* **Exercise objective**:
Transcribe the full listing below exactly.

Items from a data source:
▽

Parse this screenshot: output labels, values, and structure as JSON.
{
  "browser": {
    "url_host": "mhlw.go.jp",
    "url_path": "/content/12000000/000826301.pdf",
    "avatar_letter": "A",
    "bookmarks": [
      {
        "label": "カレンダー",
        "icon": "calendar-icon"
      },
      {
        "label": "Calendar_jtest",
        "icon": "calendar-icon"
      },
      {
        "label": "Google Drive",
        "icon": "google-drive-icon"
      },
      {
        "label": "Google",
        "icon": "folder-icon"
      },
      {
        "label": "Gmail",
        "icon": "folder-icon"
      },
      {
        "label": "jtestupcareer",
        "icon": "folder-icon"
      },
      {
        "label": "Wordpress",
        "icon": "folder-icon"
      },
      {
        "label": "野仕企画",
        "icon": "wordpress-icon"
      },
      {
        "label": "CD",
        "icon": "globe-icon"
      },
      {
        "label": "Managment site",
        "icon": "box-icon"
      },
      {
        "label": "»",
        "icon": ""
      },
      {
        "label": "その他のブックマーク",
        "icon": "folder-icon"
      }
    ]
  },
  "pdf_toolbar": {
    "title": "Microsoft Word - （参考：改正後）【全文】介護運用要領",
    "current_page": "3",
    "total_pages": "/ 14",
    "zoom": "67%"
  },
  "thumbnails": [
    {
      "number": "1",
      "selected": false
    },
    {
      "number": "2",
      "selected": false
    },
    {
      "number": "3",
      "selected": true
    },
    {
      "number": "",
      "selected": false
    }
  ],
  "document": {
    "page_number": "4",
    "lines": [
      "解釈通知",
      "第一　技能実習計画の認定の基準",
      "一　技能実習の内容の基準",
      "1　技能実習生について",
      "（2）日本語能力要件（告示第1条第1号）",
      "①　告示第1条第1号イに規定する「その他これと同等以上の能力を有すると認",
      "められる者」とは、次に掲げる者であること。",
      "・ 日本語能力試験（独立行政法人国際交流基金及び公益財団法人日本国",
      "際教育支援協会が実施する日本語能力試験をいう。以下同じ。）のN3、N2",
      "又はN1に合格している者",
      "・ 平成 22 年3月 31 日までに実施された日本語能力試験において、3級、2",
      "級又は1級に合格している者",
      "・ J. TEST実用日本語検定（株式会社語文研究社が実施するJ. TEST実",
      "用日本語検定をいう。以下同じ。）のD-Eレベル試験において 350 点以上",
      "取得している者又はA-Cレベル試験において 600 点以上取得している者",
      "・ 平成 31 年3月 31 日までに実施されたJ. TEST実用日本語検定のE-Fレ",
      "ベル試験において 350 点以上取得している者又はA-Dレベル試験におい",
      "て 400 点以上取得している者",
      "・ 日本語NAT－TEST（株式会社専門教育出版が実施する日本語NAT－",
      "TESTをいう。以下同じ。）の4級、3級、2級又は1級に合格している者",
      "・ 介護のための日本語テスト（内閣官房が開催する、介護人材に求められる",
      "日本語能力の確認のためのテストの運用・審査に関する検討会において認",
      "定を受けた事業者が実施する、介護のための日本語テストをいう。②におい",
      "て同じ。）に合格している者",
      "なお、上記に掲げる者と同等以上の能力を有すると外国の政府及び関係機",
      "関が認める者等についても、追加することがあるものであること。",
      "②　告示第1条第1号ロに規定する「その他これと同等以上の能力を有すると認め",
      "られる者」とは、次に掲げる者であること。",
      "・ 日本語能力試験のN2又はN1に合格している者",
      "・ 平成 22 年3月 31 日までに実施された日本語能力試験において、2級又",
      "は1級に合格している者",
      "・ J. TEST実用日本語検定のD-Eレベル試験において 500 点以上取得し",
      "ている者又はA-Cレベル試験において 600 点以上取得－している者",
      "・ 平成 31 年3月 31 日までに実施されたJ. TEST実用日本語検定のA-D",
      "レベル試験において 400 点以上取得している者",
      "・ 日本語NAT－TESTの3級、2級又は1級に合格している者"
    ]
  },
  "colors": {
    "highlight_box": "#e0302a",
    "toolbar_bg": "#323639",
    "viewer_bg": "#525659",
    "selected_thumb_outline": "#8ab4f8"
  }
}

△

* **Response to this exercise**:
Parse this screenshot: output labels, values, and structure as JSON.
{
  "browser": {
    "url_host": "mhlw.go.jp",
    "url_path": "/content/12000000/000826301.pdf",
    "avatar_letter": "A",
    "bookmarks": [
      {
        "label": "カレンダー",
        "icon": "calendar-icon"
      },
      {
        "label": "Calendar_jtest",
        "icon": "calendar-icon"
      },
      {
        "label": "Google Drive",
        "icon": "google-drive-icon"
      },
      {
        "label": "Google",
        "icon": "folder-icon"
      },
      {
        "label": "Gmail",
        "icon": "folder-icon"
      },
      {
        "label": "jtestupcareer",
        "icon": "folder-icon"
      },
      {
        "label": "Wordpress",
        "icon": "folder-icon"
      },
      {
        "label": "野仕企画",
        "icon": "wordpress-icon"
      },
      {
        "label": "CD",
        "icon": "globe-icon"
      },
      {
        "label": "Managment site",
        "icon": "box-icon"
      },
      {
        "label": "»",
        "icon": ""
      },
      {
        "label": "その他のブックマーク",
        "icon": "folder-icon"
      }
    ]
  },
  "pdf_toolbar": {
    "title": "Microsoft Word - （参考：改正後）【全文】介護運用要領",
    "current_page": "3",
    "total_pages": "/ 14",
    "zoom": "67%"
  },
  "thumbnails": [
    {
      "number": "1",
      "selected": false
    },
    {
      "number": "2",
      "selected": false
    },
    {
      "number": "3",
      "selected": true
    },
    {
      "number": "",
      "selected": false
    }
  ],
  "document": {
    "page_number": "4",
    "lines": [
      "解釈通知",
      "第一　技能実習計画の認定の基準",
      "一　技能実習の内容の基準",
      "1　技能実習生について",
      "（2）日本語能力要件（告示第1条第1号）",
      "①　告示第1条第1号イに規定する「その他これと同等以上の能力を有すると認",
      "められる者」とは、次に掲げる者であること。",
      "・ 日本語能力試験（独立行政法人国際交流基金及び公益財団法人日本国",
      "際教育支援協会が実施する日本語能力試験をいう。以下同じ。）のN3、N2",
      "又はN1に合格している者",
      "・ 平成 22 年3月 31 日までに実施された日本語能力試験において、3級、2",
      "級又は1級に合格している者",
      "・ J. TEST実用日本語検定（株式会社語文研究社が実施するJ. TEST実",
      "用日本語検定をいう。以下同じ。）のD-Eレベル試験において 350 点以上",
      "取得している者又はA-Cレベル試験において 600 点以上取得している者",
      "・ 平成 31 年3月 31 日までに実施されたJ. TEST実用日本語検定のE-Fレ",
      "ベル試験において 350 点以上取得している者又はA-Dレベル試験におい",
      "て 400 点以上取得している者",
      "・ 日本語NAT－TEST（株式会社専門教育出版が実施する日本語NAT－",
      "TESTをいう。以下同じ。）の4級、3級、2級又は1級に合格している者",
      "・ 介護のための日本語テスト（内閣官房が開催する、介護人材に求められる",
      "日本語能力の確認のためのテストの運用・審査に関する検討会において認",
      "定を受けた事業者が実施する、介護のための日本語テストをいう。②におい",
      "て同じ。）に合格している者",
      "なお、上記に掲げる者と同等以上の能力を有すると外国の政府及び関係機",
      "関が認める者等についても、追加することがあるものであること。",
      "②　告示第1条第1号ロに規定する「その他これと同等以上の能力を有すると認め",
      "られる者」とは、次に掲げる者であること。",
      "・ 日本語能力試験のN2又はN1に合格している者",
      "・ 平成 22 年3月 31 日までに実施された日本語能力試験において、2級又",
      "は1級に合格している者",
      "・ J. TEST実用日本語検定のD-Eレベル試験において 500 点以上取得し",
      "ている者又はA-Cレベル試験において 600 点以上取得－している者",
      "・ 平成 31 年3月 31 日までに実施されたJ. TEST実用日本語検定のA-D",
      "レベル試験において 400 点以上取得している者",
      "・ 日本語NAT－TESTの3級、2級又は1級に合格している者"
    ]
  },
  "colors": {
    "highlight_box": "#e0302a",
    "toolbar_bg": "#323639",
    "viewer_bg": "#525659",
    "selected_thumb_outline": "#8ab4f8"
  }
}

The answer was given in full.